WHAT YOU WILL DO: Restate every line of the material, word for word.

STORED ROWS:

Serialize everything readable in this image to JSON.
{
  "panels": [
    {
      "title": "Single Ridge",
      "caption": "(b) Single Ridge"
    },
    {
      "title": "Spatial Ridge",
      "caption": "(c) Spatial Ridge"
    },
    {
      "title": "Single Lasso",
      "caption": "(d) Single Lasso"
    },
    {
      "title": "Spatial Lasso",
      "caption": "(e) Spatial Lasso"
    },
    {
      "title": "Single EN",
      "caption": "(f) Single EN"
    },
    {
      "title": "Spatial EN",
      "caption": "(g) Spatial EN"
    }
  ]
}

REPLY:
Serialize everything readable in this image to JSON.
{
  "panels": [
    {
      "title": "Single Ridge",
      "caption": "(b) Single Ridge"
    },
    {
      "title": "Spatial Ridge",
      "caption": "(c) Spatial Ridge"
    },
    {
      "title": "Single Lasso",
      "caption": "(d) Single Lasso"
    },
    {
      "title": "Spatial Lasso",
      "caption": "(e) Spatial Lasso"
    },
    {
      "title": "Single EN",
      "caption": "(f) Single EN"
    },
    {
      "title": "Spatial EN",
      "caption": "(g) Spatial EN"
    }
  ]
}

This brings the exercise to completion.